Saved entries

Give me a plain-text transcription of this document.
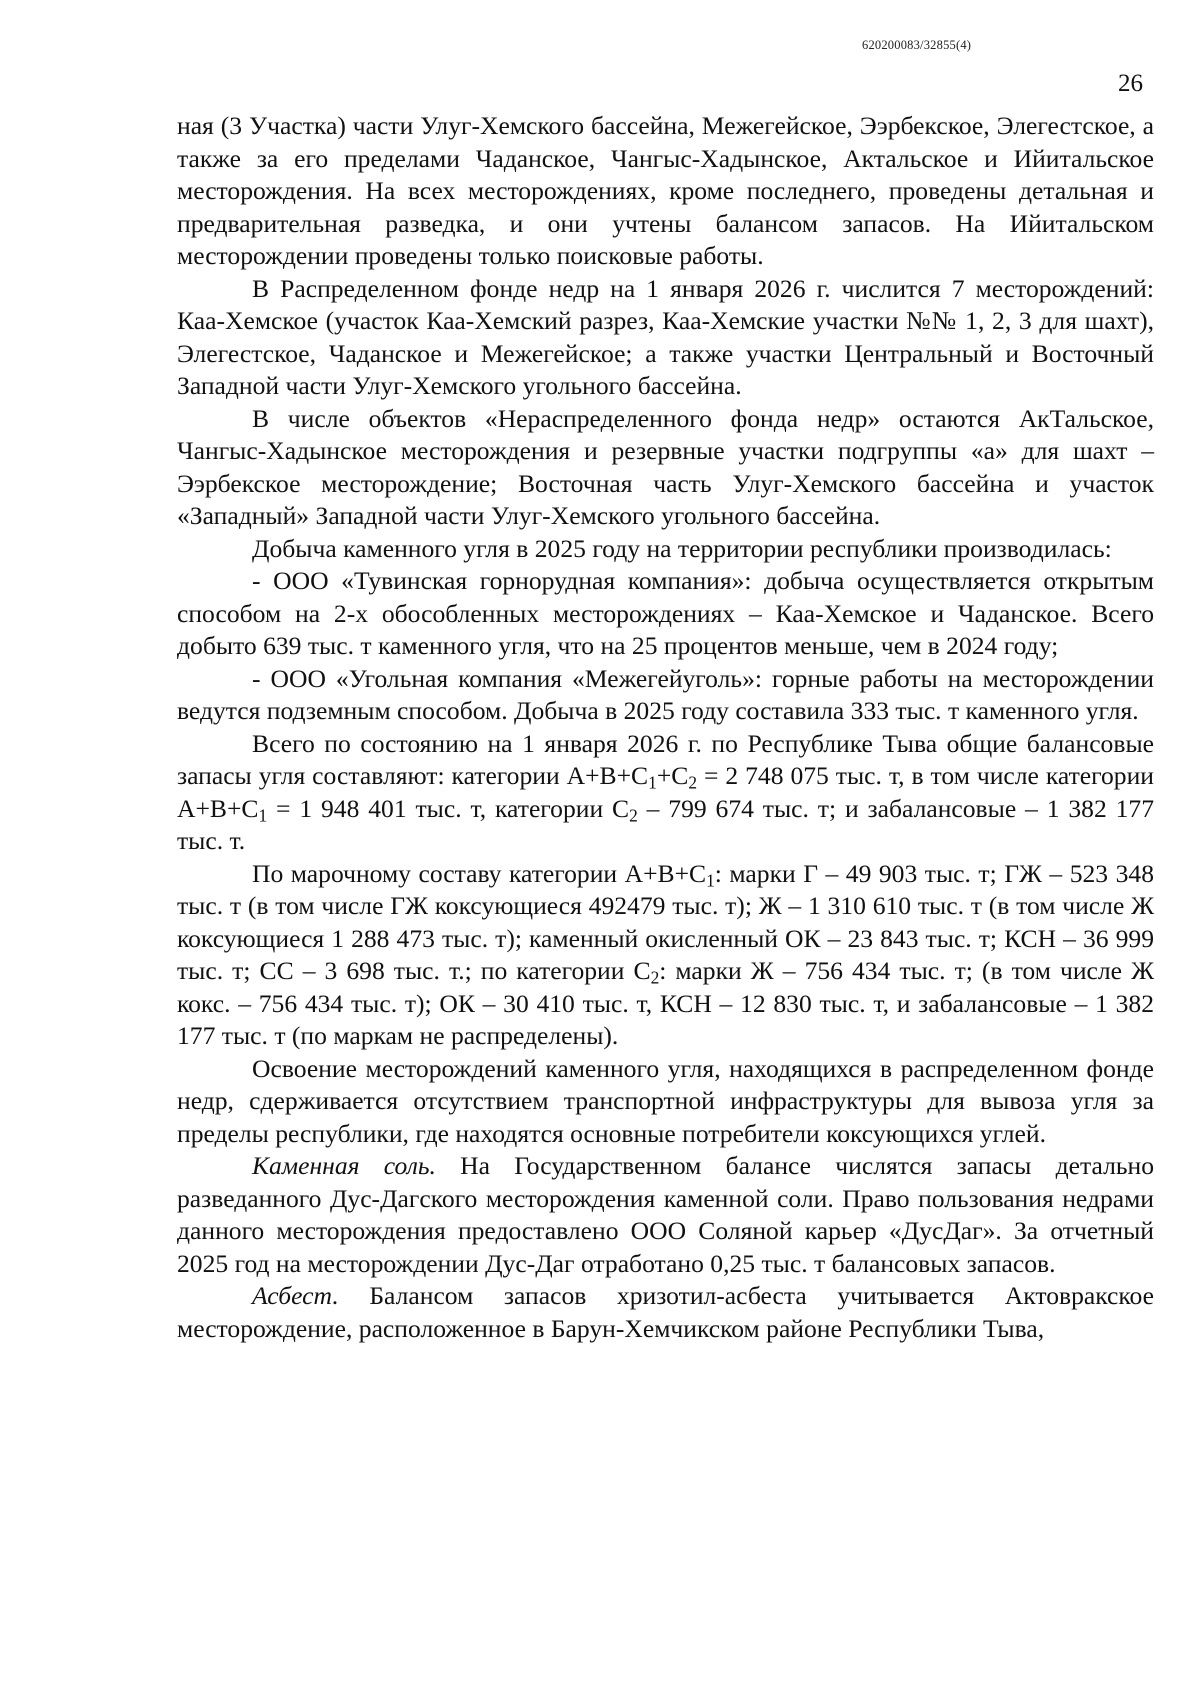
620200083/32855(4)
26

ная (3 Участка) части Улуг-Хемского бассейна, Межегейское, Ээрбекское, Элегестское, а также за его пределами Чаданское, Чангыс-Хадынское, Актальское и Ийитальское месторождения. На всех месторождениях, кроме последнего, проведены детальная и предварительная разведка, и они учтены балансом запасов. На Ийитальском месторождении проведены только поисковые работы.

В Распределенном фонде недр на 1 января 2026 г. числится 7 месторождений: Каа-Хемское (участок Каа-Хемский разрез, Каа-Хемские участки №№ 1, 2, 3 для шахт), Элегестское, Чаданское и Межегейское; а также участки Центральный и Восточный Западной части Улуг-Хемского угольного бассейна.

В числе объектов «Нераспределенного фонда недр» остаются АкТальское, Чангыс-Хадынское месторождения и резервные участки подгруппы «а» для шахт – Ээрбекское месторождение; Восточная часть Улуг-Хемского бассейна и участок «Западный» Западной части Улуг-Хемского угольного бассейна.

Добыча каменного угля в 2025 году на территории республики производилась:

- ООО «Тувинская горнорудная компания»: добыча осуществляется открытым способом на 2-х обособленных месторождениях – Каа-Хемское и Чаданское. Всего добыто 639 тыс. т каменного угля, что на 25 процентов меньше, чем в 2024 году;

- ООО «Угольная компания «Межегейуголь»: горные работы на месторождении ведутся подземным способом. Добыча в 2025 году составила 333 тыс. т каменного угля.

Всего по состоянию на 1 января 2026 г. по Республике Тыва общие балансовые запасы угля составляют: категории $А+В+C_1+C_2 = 2$ 748 075 тыс. т, в том числе категории $А+В+C_1 = 1$ 948 401 тыс. т, категории $C_2 - 799$ 674 тыс. т; и забалансовые – 1 382 177 тыс. т.

По марочному составу категории $А+В+C_1$: марки Г – 49 903 тыс. т; ГЖ – 523 348 тыс. т (в том числе ГЖ коксующиеся 492479 тыс. т); Ж – 1 310 610 тыс. т (в том числе Ж коксующиеся 1 288 473 тыс. т); каменный окисленный ОК – 23 843 тыс. т; КСН – 36 999 тыс. т; СС – 3 698 тыс. т.; по категории $C_2$: марки Ж – 756 434 тыс. т; (в том числе Ж кокс. – 756 434 тыс. т); ОК – 30 410 тыс. т, КСН – 12 830 тыс. т, и забалансовые – 1 382 177 тыс. т (по маркам не распределены).

Освоение месторождений каменного угля, находящихся в распределенном фонде недр, сдерживается отсутствием транспортной инфраструктуры для вывоза угля за пределы республики, где находятся основные потребители коксующихся углей.

Каменная соль. На Государственном балансе числятся запасы детально разведанного Дус-Дагского месторождения каменной соли. Право пользования недрами данного месторождения предоставлено ООО Соляной карьер «ДусДаг». За отчетный 2025 год на месторождении Дус-Даг отработано 0,25 тыс. т балансовых запасов.

Асбест. Балансом запасов хризотил-асбеста учитывается Актовракское месторождение, расположенное в Барун-Хемчикском районе Республики Тыва,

* [Short task]:
Copy out every line in the entries above that holds "угля".

* [Response for this exercise]:
Добыча каменного угля в 2025 году на территории республики производилась:
- ООО «Тувинская горнорудная компания»: добыча осуществляется открытым способом на 2-х обособленных месторождениях – Каа-Хемское и Чаданское. Всего добыто 639 тыс. т каменного угля, что на 25 процентов меньше, чем в 2024 году;
- ООО «Угольная компания «Межегейуголь»: горные работы на месторождении ведутся подземным способом. Добыча в 2025 году составила 333 тыс. т каменного угля.
Всего по состоянию на 1 января 2026 г. по Республике Тыва общие балансовые запасы угля составляют: категории $А+В+C_1+C_2 = 2$ 748 075 тыс. т, в том числе категории $А+В+C_1 = 1$ 948 401 тыс. т, категории $C_2 - 799$ 674 тыс. т; и забалансовые – 1 382 177 тыс. т.
Освоение месторождений каменного угля, находящихся в распределенном фонде недр, сдерживается отсутствием транспортной инфраструктуры для вывоза угля за пределы республики, где находятся основные потребители коксующихся углей.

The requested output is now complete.